======== Dataset excerpts

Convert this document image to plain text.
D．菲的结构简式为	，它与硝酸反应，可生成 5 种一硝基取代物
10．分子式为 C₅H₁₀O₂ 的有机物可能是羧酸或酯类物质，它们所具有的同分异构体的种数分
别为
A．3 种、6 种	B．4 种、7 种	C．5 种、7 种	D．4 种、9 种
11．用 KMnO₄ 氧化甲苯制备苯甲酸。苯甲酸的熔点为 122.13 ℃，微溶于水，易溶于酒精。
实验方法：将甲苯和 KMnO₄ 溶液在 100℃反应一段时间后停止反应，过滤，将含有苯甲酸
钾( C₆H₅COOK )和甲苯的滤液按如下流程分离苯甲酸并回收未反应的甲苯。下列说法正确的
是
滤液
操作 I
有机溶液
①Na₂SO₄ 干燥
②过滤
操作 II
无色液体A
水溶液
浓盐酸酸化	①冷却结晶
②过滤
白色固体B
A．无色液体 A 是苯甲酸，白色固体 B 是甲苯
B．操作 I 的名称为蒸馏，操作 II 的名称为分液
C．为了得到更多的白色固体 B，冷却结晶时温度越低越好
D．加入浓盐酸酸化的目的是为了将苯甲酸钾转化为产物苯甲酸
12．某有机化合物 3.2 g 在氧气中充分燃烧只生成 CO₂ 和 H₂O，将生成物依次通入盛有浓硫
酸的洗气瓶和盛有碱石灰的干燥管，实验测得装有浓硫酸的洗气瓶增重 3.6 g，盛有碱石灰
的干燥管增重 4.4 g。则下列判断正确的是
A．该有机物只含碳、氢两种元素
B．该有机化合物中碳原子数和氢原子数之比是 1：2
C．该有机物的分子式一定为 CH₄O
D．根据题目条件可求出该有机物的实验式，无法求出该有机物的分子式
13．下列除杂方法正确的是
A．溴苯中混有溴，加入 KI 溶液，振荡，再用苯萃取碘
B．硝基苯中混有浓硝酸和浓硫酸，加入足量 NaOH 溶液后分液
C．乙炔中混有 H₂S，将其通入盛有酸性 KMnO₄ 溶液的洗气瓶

================

▸ Problem requirements: Identify and extract each line of the listing that contains "KMnO₄".

▸ Written solution:
11．用 KMnO₄ 氧化甲苯制备苯甲酸。苯甲酸的熔点为 122.13 ℃，微溶于水，易溶于酒精。
实验方法：将甲苯和 KMnO₄ 溶液在 100℃反应一段时间后停止反应，过滤，将含有苯甲酸
C．乙炔中混有 H₂S，将其通入盛有酸性 KMnO₄ 溶液的洗气瓶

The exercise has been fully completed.